*Materials provided*
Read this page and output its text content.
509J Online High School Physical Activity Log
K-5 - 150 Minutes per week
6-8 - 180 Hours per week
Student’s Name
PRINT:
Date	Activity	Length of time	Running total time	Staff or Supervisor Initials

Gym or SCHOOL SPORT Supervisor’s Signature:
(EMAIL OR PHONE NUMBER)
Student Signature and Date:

==

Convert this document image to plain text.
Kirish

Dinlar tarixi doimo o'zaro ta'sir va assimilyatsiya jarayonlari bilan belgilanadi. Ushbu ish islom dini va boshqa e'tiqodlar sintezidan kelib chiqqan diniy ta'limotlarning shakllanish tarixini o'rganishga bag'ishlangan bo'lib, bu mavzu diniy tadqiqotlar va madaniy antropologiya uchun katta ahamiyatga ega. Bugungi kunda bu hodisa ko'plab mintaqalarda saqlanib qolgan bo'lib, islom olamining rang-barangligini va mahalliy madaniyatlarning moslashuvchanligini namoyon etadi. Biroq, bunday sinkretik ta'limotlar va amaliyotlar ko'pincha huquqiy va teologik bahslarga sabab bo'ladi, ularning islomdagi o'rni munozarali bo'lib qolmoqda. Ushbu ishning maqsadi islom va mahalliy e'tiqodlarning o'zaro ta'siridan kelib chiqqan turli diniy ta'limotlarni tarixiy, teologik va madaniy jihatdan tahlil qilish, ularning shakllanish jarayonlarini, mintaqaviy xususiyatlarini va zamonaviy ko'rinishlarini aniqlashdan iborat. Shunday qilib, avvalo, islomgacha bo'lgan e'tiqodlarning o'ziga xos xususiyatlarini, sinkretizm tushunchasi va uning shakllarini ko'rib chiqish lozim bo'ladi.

*Problem statement*
For the listing above, identify each line bearing "text".

*Finished exercise*
Read this page and output its text content.
Convert this document image to plain text.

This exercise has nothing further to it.